- [DEINE AUFGABE]:
Schreib den Artikel über den Cyber-Security-Markt ab seinem letzten Satz weiter.

- [TEXTAUSZUG]:
-*-*-
Cisco, IBM & Co. in Lauerstellung

Goldgräberstimmung im Cyber-Security-Markt

15.02.2016
Von 


Manfred Bremmer beschäftigt sich mit (fast) allem, was in die Bereiche Mobile Computing und Communications hineinfällt. Bevorzugt nimmt er dabei mobile Lösungen, Betriebssysteme, Apps und Endgeräte unter die Lupe und überprüft sie auf ihre Business-Tauglichkeit. Bremmer interessiert sich für Gadgets aller Art und testet diese auch.
Dank sinkender Bewertungen für Security-Spezialisten, prall gefüllter Kriegskassen von IT-Riesen wie IBM und Cisco sowie anhaltend guter Marktaussichten stehen im Cybersecurity-Markt die Zeichen auf Konsolidierung.

Angesichts der zunehmenden Bedrohungen aus dem Netz ist es kein Wunder, dass der Cyber-Security-Markt am Fliegen ist. Schätzungen von Gartner zufolge soll der Bereich bis 101 Milliarden Dollar in 2018 anwachsen. Grundlage ist ein Volumen von 75 Milliarden Dollar in 2015.
-*-*-
- [Einträge zu Layout-Elementen]:
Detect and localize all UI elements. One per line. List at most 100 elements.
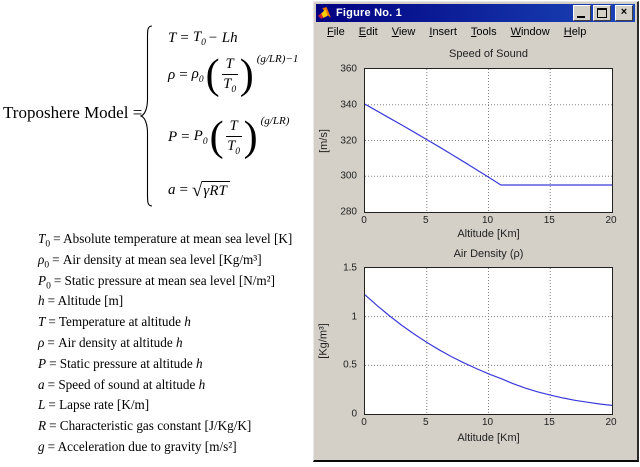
figure-canvas: Speed of Sound [m/s] 280 300 320 340 360 0 5 1…: [316, 41, 635, 460]
menu-window[interactable]: Window: [510, 26, 550, 38]
exponent: (g/LR)−1: [256, 53, 299, 65]
air-density-plot: Air Density (ρ) [Kg/m³] 0 0.5 1 1.5 0 5 10 15 2…: [318, 248, 617, 453]
fraction-numerator: T: [221, 56, 238, 75]
curly-brace-icon: [140, 25, 153, 207]
equation-density: ρ = ρ0 ( T T0 ) (g/LR)−1: [168, 51, 299, 98]
definition-row: T0 = Absolute temperature at mean sea lev…: [38, 231, 293, 250]
menu-insert[interactable]: Insert: [429, 26, 457, 38]
definition-row: g = Acceleration due to gravity [m/s²]: [38, 438, 237, 454]
minimize-icon: [577, 16, 585, 18]
definition-row: h = Altitude [m]: [38, 293, 124, 309]
window-title: Figure No. 1: [336, 7, 402, 19]
fraction: T T0: [225, 118, 242, 157]
speed-of-sound-plot: Speed of Sound [m/s] 280 300 320 340 360 0 5 1…: [318, 48, 617, 248]
eq-rest: − Lh: [207, 30, 238, 46]
definition-row: P = Static pressure at altitude h: [38, 355, 203, 371]
fraction-denominator: T0: [227, 138, 241, 157]
eq-lhs: T: [168, 30, 177, 46]
equals-sign: =: [181, 128, 190, 145]
definition-row: a = Speed of sound at altitude h: [38, 376, 206, 392]
eq-coefficient: ρ0: [191, 65, 204, 85]
notes-panel: Troposhere Model = T = T0 − Lh ρ = ρ0 ( …: [0, 0, 313, 467]
equals-sign: =: [179, 182, 188, 198]
exponent: (g/LR): [260, 115, 290, 127]
radicand: γRT: [202, 181, 230, 200]
y-axis-ticks: 280 300 320 340 360: [334, 64, 360, 218]
chart-canvas: [365, 69, 612, 212]
eq-term: T0: [192, 29, 206, 48]
model-label: Troposhere Model =: [3, 103, 143, 122]
fraction-numerator: T: [225, 118, 242, 137]
y-tick-label: 0.5: [343, 359, 357, 371]
right-paren: ): [243, 113, 258, 160]
window-titlebar[interactable]: Figure No. 1 ×: [316, 4, 635, 22]
menu-bar: File Edit View Insert Tools Window Help: [316, 23, 635, 41]
y-tick-label: 340: [340, 99, 357, 111]
y-tick-label: 0: [351, 408, 357, 420]
y-tick-label: 1.5: [343, 262, 357, 274]
x-tick-label: 10: [481, 215, 494, 226]
eq-lhs: P: [168, 128, 178, 145]
maximize-icon: [597, 8, 607, 18]
definition-row: L = Lapse rate [K/m]: [38, 397, 150, 413]
menu-view[interactable]: View: [391, 26, 416, 38]
matlab-logo-icon: [318, 6, 332, 20]
definition-row: ρ = Air density at altitude h: [38, 334, 183, 350]
chart-title: Air Density (ρ): [453, 248, 524, 260]
menu-tools[interactable]: Tools: [470, 26, 497, 38]
equation-temperature: T = T0 − Lh: [168, 29, 238, 48]
menu-help[interactable]: Help: [563, 26, 587, 38]
definition-row: P0 = Static pressure at mean sea level [N…: [38, 272, 276, 292]
symbol-definitions-list: T0 = Absolute temperature at mean sea lev…: [38, 231, 310, 460]
fraction: T T0: [221, 56, 238, 95]
x-tick-label: 10: [481, 417, 494, 428]
radical-icon: √: [191, 180, 203, 201]
eq-coefficient: P0: [193, 127, 208, 147]
definition-row: ρ0 = Air density at mean sea level [Kg/m³…: [38, 251, 262, 271]
menu-edit[interactable]: Edit: [358, 26, 378, 38]
eq-lhs: ρ: [168, 66, 176, 83]
window-controls: ×: [573, 5, 633, 21]
left-paren: (: [205, 51, 220, 98]
y-tick-label: 360: [340, 63, 357, 75]
minimize-button[interactable]: [573, 5, 591, 21]
plot-area: [364, 68, 613, 213]
chart-canvas: [365, 268, 612, 414]
y-axis-label: [Kg/m³]: [318, 323, 331, 359]
left-paren: (: [209, 113, 224, 160]
x-tick-label: 0: [361, 417, 367, 428]
troposphere-model-block: Troposhere Model = T = T0 − Lh ρ = ρ0 ( …: [0, 20, 313, 230]
x-tick-label: 20: [605, 215, 617, 226]
definition-row: R = Characteristic gas constant [J/Kg/K]: [38, 418, 252, 434]
matlab-figure-window: Figure No. 1 × File Edit View Insert Too…: [313, 1, 639, 462]
y-tick-label: 320: [340, 135, 357, 146]
equals-sign: =: [180, 30, 189, 46]
x-axis-label: Altitude [Km]: [457, 228, 520, 240]
x-tick-label: 5: [422, 417, 429, 428]
close-icon: ×: [620, 6, 628, 18]
equals-sign: =: [179, 66, 188, 83]
chart-title: Speed of Sound: [449, 48, 528, 60]
right-paren: ): [239, 51, 254, 98]
y-axis-ticks: 0 0.5 1 1.5: [334, 263, 360, 420]
y-tick-label: 280: [340, 206, 357, 218]
x-axis-label: Altitude [Km]: [457, 432, 520, 444]
definition-row: T = Temperature at altitude h: [38, 314, 191, 330]
maximize-button[interactable]: [593, 5, 611, 21]
fraction-denominator: T0: [223, 76, 237, 95]
menu-file[interactable]: File: [327, 26, 345, 38]
close-button[interactable]: ×: [615, 5, 633, 21]
x-axis-ticks: 0 5 10 15 20: [361, 215, 617, 227]
equation-pressure: P = P0 ( T T0 ) (g/LR): [168, 113, 290, 160]
x-axis-ticks: 0 5 10 15 20: [361, 417, 617, 429]
x-tick-label: 20: [605, 417, 617, 428]
eq-lhs: a: [168, 182, 176, 198]
plot-area: [364, 267, 613, 415]
y-tick-label: 300: [340, 170, 357, 182]
y-axis-label: [m/s]: [318, 128, 330, 153]
x-tick-label: 0: [361, 215, 367, 226]
equation-speed-of-sound: a = √ γRT: [168, 181, 230, 200]
y-tick-label: 1: [351, 311, 357, 323]
x-tick-label: 15: [543, 215, 555, 226]
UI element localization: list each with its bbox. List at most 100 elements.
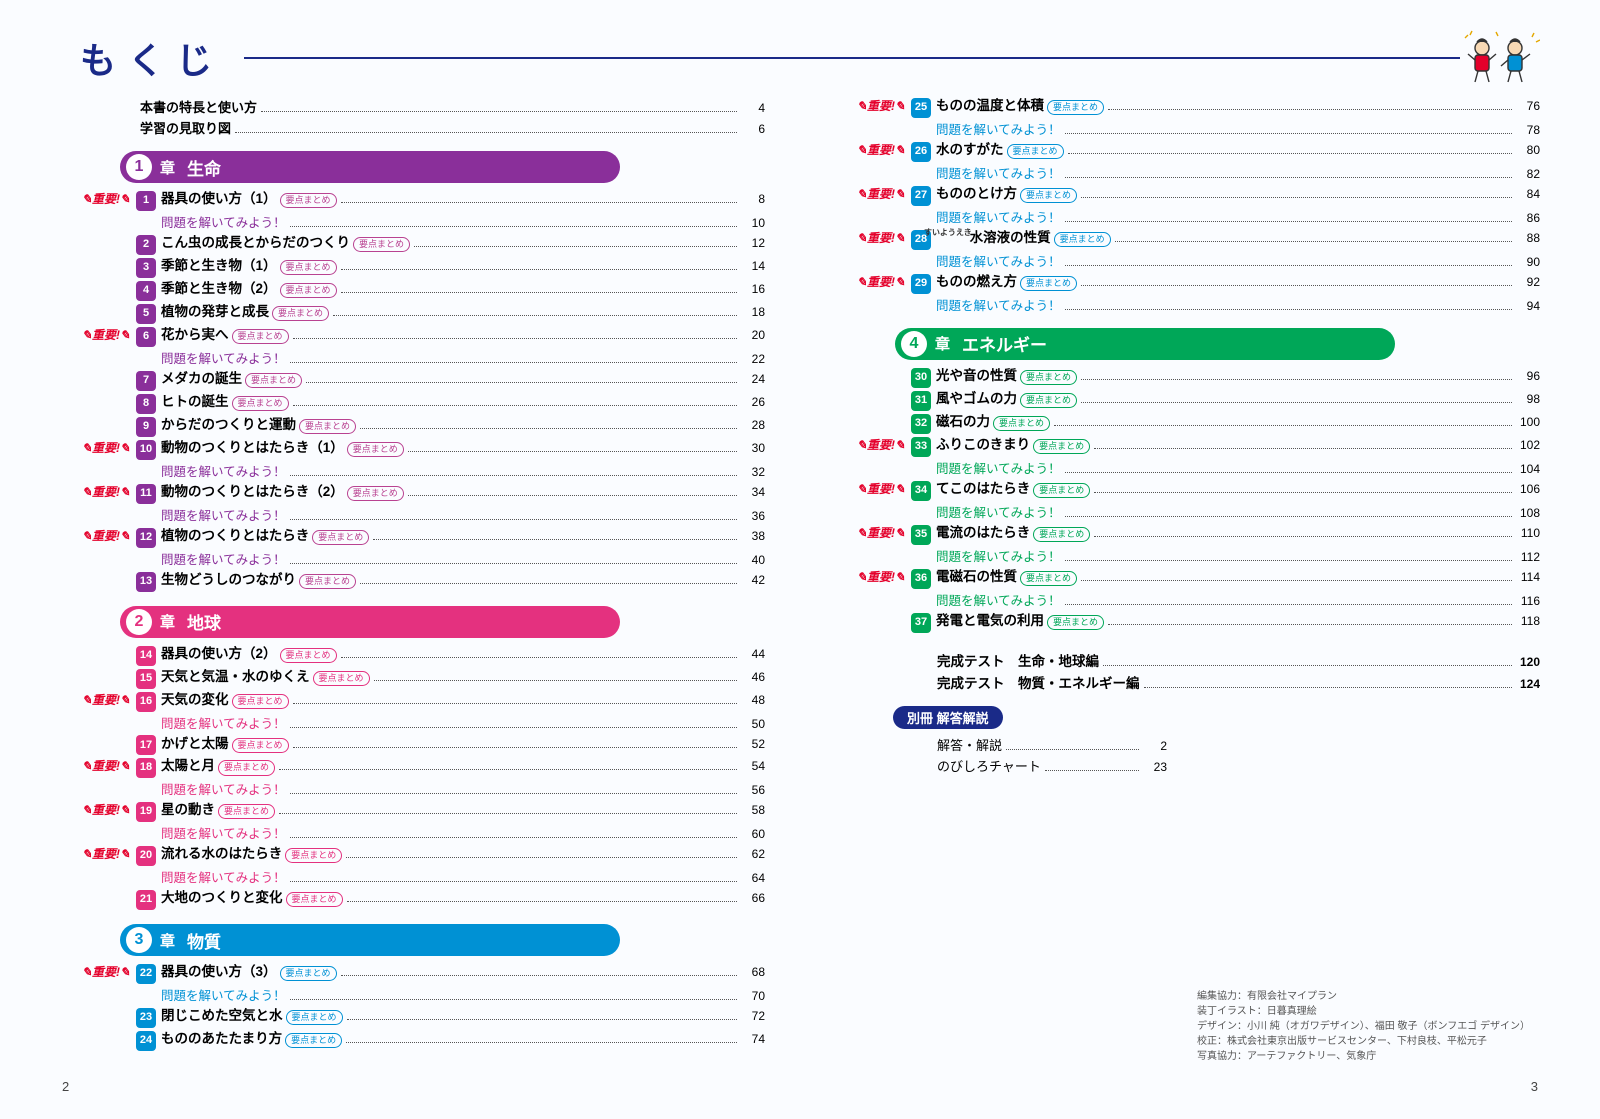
summary-badge: 要点まとめ <box>245 373 302 388</box>
summary-badge: 要点まとめ <box>1020 370 1077 385</box>
appendix-label: 解答・解説 <box>937 735 1002 754</box>
credit-line: 編集協力：有限会社マイプラン <box>1197 989 1530 1004</box>
summary-badge: 要点まとめ <box>286 892 343 907</box>
lesson-number: 11 <box>136 484 156 504</box>
lesson-number: 21 <box>136 890 156 910</box>
summary-badge: 要点まとめ <box>232 738 289 753</box>
summary-badge: 要点まとめ <box>1054 232 1111 247</box>
page-number: 6 <box>741 122 765 136</box>
summary-badge: 要点まとめ <box>1020 393 1077 408</box>
credit-line: デザイン：小川 純（オガワデザイン）、福田 敬子（ボンフエゴ デザイン） <box>1197 1019 1530 1034</box>
lesson-number: 12 <box>136 528 156 548</box>
summary-badge: 要点まとめ <box>286 1010 343 1025</box>
lesson-number: 15 <box>136 669 156 689</box>
summary-badge: 要点まとめ <box>232 329 289 344</box>
summary-badge: 要点まとめ <box>280 283 337 298</box>
chapter-header: 1章生命 <box>120 151 620 183</box>
lesson-title: 電磁石の性質 <box>936 567 1017 587</box>
summary-badge: 要点まとめ <box>1020 188 1077 203</box>
summary-badge: 要点まとめ <box>1033 483 1090 498</box>
practice-label: 問題を解いてみよう！ <box>936 207 1061 226</box>
page-number: 40 <box>741 553 765 567</box>
page-number: 94 <box>1516 299 1540 313</box>
chapter-kanji: 章 <box>160 611 175 632</box>
important-flag: ✎重要!✎ <box>82 803 130 817</box>
page-number: 66 <box>741 890 765 907</box>
page-number: 28 <box>741 417 765 434</box>
summary-badge: 要点まとめ <box>347 442 404 457</box>
page-number: 96 <box>1516 368 1540 385</box>
lesson-number: 3 <box>136 258 156 278</box>
chapter-number: 4 <box>901 331 927 357</box>
lesson-title: 閉じこめた空気と水 <box>161 1006 283 1026</box>
summary-badge: 要点まとめ <box>347 486 404 501</box>
lesson-title: 電流のはたらき <box>936 523 1030 543</box>
page-number: 110 <box>1516 525 1540 542</box>
important-flag: ✎重要!✎ <box>857 482 905 496</box>
lesson-title: 季節と生き物（1） <box>161 256 277 276</box>
page-number: 2 <box>1143 739 1167 753</box>
page-number: 20 <box>741 327 765 344</box>
chapter-number: 3 <box>126 927 152 953</box>
test-label: 完成テスト 物質・エネルギー編 <box>937 672 1140 692</box>
summary-badge: 要点まとめ <box>218 804 275 819</box>
page-number: 68 <box>741 964 765 981</box>
practice-label: 問題を解いてみよう！ <box>936 119 1061 138</box>
lesson-number: 10 <box>136 440 156 460</box>
summary-badge: 要点まとめ <box>280 193 337 208</box>
practice-label: 問題を解いてみよう！ <box>936 546 1061 565</box>
practice-label: 問題を解いてみよう！ <box>936 163 1061 182</box>
lesson-number: 19 <box>136 802 156 822</box>
lesson-title: ものの燃え方 <box>936 272 1017 292</box>
important-flag: ✎重要!✎ <box>82 529 130 543</box>
lesson-title: 動物のつくりとはたらき（2） <box>161 482 344 502</box>
lesson-number: 27 <box>911 186 931 206</box>
page-number-left: 2 <box>62 1079 69 1094</box>
lesson-title: 水のすがた <box>936 140 1004 160</box>
important-flag: ✎重要!✎ <box>857 570 905 584</box>
lesson-title: 生物どうしのつながり <box>161 570 296 590</box>
summary-badge: 要点まとめ <box>285 848 342 863</box>
lesson-title: 天気と気温・水のゆくえ <box>161 667 310 687</box>
page-number: 30 <box>741 440 765 457</box>
lesson-title: 季節と生き物（2） <box>161 279 277 299</box>
summary-badge: 要点まとめ <box>1033 439 1090 454</box>
lesson-number: 1 <box>136 191 156 211</box>
chapter-header: 4章エネルギー <box>895 328 1395 360</box>
lesson-title: ヒトの誕生 <box>161 392 229 412</box>
lesson-number: 14 <box>136 646 156 666</box>
chapter-name: 物質 <box>187 928 221 953</box>
important-flag: ✎重要!✎ <box>857 526 905 540</box>
important-flag: ✎重要!✎ <box>82 485 130 499</box>
summary-badge: 要点まとめ <box>1020 571 1077 586</box>
important-flag: ✎重要!✎ <box>857 438 905 452</box>
page-number: 74 <box>741 1031 765 1048</box>
page-number: 23 <box>1143 760 1167 774</box>
page-number: 104 <box>1516 462 1540 476</box>
page-number: 88 <box>1516 230 1540 247</box>
page-number: 50 <box>741 717 765 731</box>
practice-label: 問題を解いてみよう！ <box>936 502 1061 521</box>
practice-label: 問題を解いてみよう！ <box>161 867 286 886</box>
page-title: もくじ <box>80 32 224 84</box>
lesson-number: 37 <box>911 613 931 633</box>
credit-line: 写真協力：アーテファクトリー、気象庁 <box>1197 1049 1530 1064</box>
practice-label: 問題を解いてみよう！ <box>161 348 286 367</box>
lesson-title: 器具の使い方（2） <box>161 644 277 664</box>
lesson-number: 26 <box>911 142 931 162</box>
summary-badge: 要点まとめ <box>1007 144 1064 159</box>
page-number: 124 <box>1516 677 1540 691</box>
lesson-title: 天気の変化 <box>161 690 229 710</box>
page-number: 112 <box>1516 550 1540 564</box>
important-flag: ✎重要!✎ <box>82 328 130 342</box>
lesson-title: 器具の使い方（1） <box>161 189 277 209</box>
page-number: 108 <box>1516 506 1540 520</box>
lesson-number: 29 <box>911 274 931 294</box>
important-flag: ✎重要!✎ <box>82 192 130 206</box>
lesson-number: 7 <box>136 371 156 391</box>
important-flag: ✎重要!✎ <box>857 99 905 113</box>
credits-block: 編集協力：有限会社マイプラン装丁イラスト：日暮真理絵デザイン：小川 純（オガワデ… <box>1197 989 1530 1064</box>
summary-badge: 要点まとめ <box>299 574 356 589</box>
lesson-title: すいようえき水溶液の性質 <box>936 228 1051 248</box>
page-number: 98 <box>1516 391 1540 408</box>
-*-*-
- [ERGEBNIS]:
Den Trend haben auch Branchenriesen wie Cisco und IBM registriert. Big Blue verbuchte im vergangenen Jahr bereits zwei Milliarden Dollar Umsatz in dem Bereich, der Netzwerkriese Cisco 1,75 Milliarden Dollar. Unter dem Strich steuerten die Security-Erlöse damit zwar nur 2,4 beziehungsweise drei Prozent zum Gesamtumsatz bei und auch das Wachstum hielt sich mit jeweils zwölf Prozent im Vergleich zu anderen Bereichen (bei IBM z. B. Cloud, Analytics, Social und Mobile) noch in Grenzen. Dennoch wuchsen Cisco und IBM damit stärker als die reinen Security-Anbieter Symantec und Checkpoint und übertrafen von den reinen Zahlenwerten locker Spezialisten wie Palo Alto Networks, Proofpoint, Fortinet oder Fireeye.

Aus Sicht von Steve Morgan, CEO des Marktforschungsinstituts Cybersecurity Ventures, ist es daher abzusehen, dass sich IT-Riesen wie IBM, Cisco, Dell in diesem Jahr stärkere Schlagabtäusche mit den Spezialisten liefern - insbesondere im Markt für Sicherheitssoftware und -services. Und IT-Konzerne wie IBM und Cisco üben sich dabei sicher nicht in Zurückhaltung, sondern treten mit gut gefüllten Kriegskassen an. Der Umstand, dass unlängst die Aktienkurse einiger Anbieter von Security-Software aus Angst vor einer rückläufigen Nachfrage gefallen sind, macht mögliche Übernahmekandidaten dabei noch erschwinglicher.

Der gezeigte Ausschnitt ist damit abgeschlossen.